- [What to work on]:
Take every line that has the string "right" and copy it out.

- [Data provided]:
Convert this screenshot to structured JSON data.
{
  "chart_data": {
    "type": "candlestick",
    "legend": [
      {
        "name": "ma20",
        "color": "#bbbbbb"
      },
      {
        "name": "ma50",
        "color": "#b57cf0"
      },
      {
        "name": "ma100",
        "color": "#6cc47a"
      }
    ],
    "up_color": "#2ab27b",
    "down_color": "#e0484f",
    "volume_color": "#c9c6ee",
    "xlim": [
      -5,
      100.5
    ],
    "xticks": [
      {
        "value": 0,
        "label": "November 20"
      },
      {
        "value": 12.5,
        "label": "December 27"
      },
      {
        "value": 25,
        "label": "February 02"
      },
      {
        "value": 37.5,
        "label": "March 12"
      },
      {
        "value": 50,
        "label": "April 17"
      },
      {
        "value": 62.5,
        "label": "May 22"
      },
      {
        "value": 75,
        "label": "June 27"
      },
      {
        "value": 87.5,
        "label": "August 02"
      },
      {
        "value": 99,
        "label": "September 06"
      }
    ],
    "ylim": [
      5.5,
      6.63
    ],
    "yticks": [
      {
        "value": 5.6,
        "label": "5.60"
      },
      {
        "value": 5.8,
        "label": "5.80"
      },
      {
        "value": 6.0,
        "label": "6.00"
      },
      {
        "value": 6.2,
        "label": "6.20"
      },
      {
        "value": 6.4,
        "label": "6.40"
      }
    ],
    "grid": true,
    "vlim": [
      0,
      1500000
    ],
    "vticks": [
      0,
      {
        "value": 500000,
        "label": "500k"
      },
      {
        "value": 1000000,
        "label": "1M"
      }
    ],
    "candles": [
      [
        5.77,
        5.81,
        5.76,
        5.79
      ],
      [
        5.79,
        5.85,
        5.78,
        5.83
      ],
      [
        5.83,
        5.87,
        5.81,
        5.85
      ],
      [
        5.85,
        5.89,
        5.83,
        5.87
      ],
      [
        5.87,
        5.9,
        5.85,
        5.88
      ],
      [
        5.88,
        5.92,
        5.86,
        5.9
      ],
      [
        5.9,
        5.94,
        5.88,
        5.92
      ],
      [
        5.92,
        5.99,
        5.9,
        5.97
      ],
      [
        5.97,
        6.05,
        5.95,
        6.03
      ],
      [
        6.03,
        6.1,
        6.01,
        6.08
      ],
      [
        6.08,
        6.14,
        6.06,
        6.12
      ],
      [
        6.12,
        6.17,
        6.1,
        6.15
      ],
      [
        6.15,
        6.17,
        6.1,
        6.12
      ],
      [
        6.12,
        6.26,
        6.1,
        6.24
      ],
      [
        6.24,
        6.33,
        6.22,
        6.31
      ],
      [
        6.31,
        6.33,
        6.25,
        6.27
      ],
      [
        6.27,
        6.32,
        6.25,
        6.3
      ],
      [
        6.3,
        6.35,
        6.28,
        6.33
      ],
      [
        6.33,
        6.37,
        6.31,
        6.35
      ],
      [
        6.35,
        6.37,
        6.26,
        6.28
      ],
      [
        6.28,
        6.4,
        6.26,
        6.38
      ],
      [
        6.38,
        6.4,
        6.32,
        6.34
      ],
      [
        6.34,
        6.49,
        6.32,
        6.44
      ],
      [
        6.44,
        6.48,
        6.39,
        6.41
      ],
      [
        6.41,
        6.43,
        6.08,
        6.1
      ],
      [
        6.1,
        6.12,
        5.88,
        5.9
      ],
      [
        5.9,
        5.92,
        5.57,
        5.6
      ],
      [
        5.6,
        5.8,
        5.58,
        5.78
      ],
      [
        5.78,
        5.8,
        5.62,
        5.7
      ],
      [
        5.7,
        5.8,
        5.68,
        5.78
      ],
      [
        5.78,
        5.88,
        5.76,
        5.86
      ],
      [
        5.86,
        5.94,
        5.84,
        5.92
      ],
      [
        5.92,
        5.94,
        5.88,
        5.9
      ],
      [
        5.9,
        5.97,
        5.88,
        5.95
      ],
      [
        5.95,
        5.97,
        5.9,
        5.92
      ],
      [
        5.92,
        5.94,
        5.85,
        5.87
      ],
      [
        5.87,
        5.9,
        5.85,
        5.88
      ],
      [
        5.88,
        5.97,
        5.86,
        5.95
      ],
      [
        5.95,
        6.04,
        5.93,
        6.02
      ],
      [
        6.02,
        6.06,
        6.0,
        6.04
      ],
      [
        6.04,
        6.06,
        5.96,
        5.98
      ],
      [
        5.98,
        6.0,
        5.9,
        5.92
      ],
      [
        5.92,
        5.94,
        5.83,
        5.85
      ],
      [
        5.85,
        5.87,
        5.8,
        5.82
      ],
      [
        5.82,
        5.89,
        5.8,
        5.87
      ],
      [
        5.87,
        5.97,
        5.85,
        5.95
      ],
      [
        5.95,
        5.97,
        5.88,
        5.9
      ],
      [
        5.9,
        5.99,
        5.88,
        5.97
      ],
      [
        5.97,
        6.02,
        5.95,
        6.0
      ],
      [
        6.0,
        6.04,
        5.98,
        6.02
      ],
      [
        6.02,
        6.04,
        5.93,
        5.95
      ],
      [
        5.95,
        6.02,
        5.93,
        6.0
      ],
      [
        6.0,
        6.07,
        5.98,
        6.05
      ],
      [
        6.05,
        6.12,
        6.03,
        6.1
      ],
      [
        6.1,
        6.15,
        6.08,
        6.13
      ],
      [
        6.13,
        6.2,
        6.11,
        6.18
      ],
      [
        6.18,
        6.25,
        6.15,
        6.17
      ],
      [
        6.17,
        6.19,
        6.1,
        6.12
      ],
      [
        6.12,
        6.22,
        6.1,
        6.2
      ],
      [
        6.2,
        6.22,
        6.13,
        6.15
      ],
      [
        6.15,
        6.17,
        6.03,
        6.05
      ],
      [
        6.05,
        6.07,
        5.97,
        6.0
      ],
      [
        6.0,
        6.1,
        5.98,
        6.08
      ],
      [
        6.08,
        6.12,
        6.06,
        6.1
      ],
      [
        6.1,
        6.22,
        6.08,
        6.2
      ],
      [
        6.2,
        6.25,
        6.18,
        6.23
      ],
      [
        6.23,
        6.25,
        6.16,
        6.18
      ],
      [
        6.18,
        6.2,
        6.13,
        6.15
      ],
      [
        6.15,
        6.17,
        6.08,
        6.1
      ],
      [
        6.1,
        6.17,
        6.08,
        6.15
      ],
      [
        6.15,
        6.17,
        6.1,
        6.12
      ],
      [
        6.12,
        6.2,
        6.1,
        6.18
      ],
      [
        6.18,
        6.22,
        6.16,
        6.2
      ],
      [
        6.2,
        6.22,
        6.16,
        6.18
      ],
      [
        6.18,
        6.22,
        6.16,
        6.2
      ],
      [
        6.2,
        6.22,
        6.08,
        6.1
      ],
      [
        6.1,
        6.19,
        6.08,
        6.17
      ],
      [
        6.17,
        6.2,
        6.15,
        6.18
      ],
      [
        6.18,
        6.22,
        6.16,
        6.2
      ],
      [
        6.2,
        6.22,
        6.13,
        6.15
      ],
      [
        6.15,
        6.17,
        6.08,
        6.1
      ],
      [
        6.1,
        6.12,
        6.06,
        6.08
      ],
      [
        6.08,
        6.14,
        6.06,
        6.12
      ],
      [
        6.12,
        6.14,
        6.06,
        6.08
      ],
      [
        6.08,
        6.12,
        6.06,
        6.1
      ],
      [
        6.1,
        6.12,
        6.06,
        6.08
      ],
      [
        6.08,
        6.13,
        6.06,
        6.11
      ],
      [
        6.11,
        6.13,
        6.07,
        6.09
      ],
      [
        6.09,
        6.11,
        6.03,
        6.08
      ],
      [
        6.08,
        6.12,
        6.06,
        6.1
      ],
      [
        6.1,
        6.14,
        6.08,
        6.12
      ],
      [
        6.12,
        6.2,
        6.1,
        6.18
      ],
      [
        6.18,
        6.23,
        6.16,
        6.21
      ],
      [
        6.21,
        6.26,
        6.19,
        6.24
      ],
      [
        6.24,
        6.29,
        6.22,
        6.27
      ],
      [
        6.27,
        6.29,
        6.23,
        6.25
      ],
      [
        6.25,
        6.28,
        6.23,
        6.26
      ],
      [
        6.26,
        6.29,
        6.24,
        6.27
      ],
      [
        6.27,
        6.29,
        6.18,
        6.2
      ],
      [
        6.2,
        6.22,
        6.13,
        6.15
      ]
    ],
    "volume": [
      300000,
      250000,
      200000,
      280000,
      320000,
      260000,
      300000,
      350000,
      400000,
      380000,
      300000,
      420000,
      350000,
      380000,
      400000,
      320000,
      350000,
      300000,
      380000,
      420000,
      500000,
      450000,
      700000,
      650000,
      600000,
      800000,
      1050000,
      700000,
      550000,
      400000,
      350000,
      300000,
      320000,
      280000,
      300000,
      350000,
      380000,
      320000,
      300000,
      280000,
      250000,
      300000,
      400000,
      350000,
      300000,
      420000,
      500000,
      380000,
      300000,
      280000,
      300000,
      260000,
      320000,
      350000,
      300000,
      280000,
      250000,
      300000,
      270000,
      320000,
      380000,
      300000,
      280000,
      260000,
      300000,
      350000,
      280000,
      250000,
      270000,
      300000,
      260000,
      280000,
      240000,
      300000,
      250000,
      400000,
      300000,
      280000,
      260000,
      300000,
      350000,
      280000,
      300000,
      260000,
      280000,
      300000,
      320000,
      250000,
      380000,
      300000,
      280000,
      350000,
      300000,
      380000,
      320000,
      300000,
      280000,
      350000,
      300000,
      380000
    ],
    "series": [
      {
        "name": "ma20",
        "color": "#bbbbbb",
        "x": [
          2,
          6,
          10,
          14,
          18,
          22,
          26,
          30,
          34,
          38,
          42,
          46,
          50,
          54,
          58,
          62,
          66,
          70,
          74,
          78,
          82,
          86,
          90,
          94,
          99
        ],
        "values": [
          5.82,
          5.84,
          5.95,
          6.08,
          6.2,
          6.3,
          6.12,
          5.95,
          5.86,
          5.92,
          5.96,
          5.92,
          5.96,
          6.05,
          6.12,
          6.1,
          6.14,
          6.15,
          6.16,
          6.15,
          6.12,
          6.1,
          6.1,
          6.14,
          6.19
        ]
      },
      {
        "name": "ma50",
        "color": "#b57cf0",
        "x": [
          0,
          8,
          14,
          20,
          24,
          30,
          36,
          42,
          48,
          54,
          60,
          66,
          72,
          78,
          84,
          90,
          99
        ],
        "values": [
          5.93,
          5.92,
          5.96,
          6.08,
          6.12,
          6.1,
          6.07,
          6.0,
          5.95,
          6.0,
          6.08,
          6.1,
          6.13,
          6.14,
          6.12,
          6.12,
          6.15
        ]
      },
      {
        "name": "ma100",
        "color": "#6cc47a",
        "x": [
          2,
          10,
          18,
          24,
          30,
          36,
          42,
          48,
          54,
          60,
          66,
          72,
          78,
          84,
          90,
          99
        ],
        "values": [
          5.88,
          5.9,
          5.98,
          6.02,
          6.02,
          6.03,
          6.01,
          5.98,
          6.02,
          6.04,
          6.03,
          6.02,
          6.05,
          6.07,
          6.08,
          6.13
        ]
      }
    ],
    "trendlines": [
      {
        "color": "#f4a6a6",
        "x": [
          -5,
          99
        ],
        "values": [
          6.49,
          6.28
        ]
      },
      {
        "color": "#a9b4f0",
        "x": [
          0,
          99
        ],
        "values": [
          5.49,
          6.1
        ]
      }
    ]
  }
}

* * *

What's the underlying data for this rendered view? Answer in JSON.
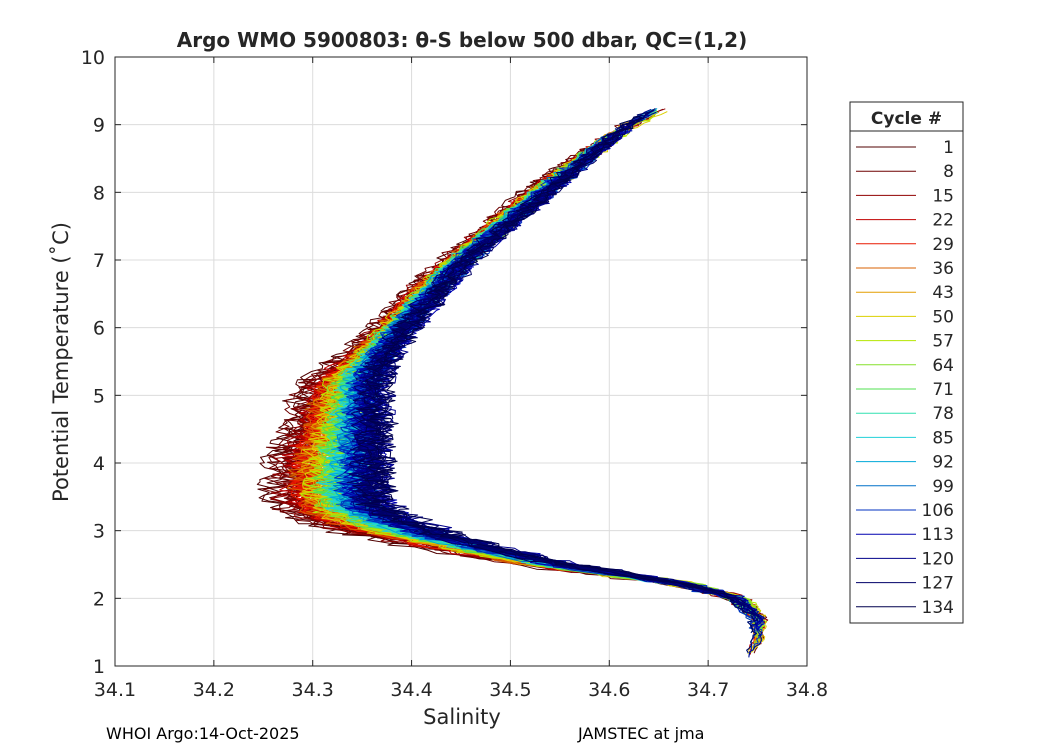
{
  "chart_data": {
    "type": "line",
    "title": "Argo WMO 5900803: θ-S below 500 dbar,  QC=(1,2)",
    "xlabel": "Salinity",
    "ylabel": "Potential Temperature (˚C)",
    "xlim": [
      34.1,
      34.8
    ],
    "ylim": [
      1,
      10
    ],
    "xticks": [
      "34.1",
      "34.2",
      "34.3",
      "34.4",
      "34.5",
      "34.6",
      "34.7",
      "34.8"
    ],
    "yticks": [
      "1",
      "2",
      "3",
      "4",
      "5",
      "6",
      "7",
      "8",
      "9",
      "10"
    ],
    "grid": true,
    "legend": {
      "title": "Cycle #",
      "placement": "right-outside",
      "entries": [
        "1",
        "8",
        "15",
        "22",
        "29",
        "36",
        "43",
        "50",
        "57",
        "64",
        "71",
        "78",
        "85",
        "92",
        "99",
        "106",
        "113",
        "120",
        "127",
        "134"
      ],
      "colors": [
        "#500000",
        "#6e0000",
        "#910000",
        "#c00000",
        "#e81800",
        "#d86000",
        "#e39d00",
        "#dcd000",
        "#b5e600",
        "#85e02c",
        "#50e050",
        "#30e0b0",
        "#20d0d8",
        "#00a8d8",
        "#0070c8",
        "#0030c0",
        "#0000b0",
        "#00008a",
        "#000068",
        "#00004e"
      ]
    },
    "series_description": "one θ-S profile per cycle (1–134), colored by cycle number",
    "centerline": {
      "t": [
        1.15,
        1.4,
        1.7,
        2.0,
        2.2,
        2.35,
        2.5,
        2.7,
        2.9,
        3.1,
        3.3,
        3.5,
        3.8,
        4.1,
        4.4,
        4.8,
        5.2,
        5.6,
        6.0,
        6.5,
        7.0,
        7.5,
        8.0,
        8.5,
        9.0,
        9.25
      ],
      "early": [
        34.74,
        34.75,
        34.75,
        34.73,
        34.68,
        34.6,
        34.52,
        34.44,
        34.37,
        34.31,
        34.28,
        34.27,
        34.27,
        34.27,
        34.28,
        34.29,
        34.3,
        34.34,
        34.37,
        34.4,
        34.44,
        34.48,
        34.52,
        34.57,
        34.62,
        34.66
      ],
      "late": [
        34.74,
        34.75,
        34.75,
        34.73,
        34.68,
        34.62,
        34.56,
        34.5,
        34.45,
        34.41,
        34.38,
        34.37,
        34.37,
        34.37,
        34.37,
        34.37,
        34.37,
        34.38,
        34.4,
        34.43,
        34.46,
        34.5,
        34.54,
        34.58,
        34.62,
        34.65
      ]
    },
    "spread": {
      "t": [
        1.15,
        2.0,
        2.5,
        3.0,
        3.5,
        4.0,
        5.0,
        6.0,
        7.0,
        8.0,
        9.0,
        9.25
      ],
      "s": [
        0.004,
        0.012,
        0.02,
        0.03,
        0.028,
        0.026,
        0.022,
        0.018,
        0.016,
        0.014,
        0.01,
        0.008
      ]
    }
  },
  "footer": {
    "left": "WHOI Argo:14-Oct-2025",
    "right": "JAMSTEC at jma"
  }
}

- [Task result]:
      "placement": "right-outside",
    "right": "JAMSTEC at jma"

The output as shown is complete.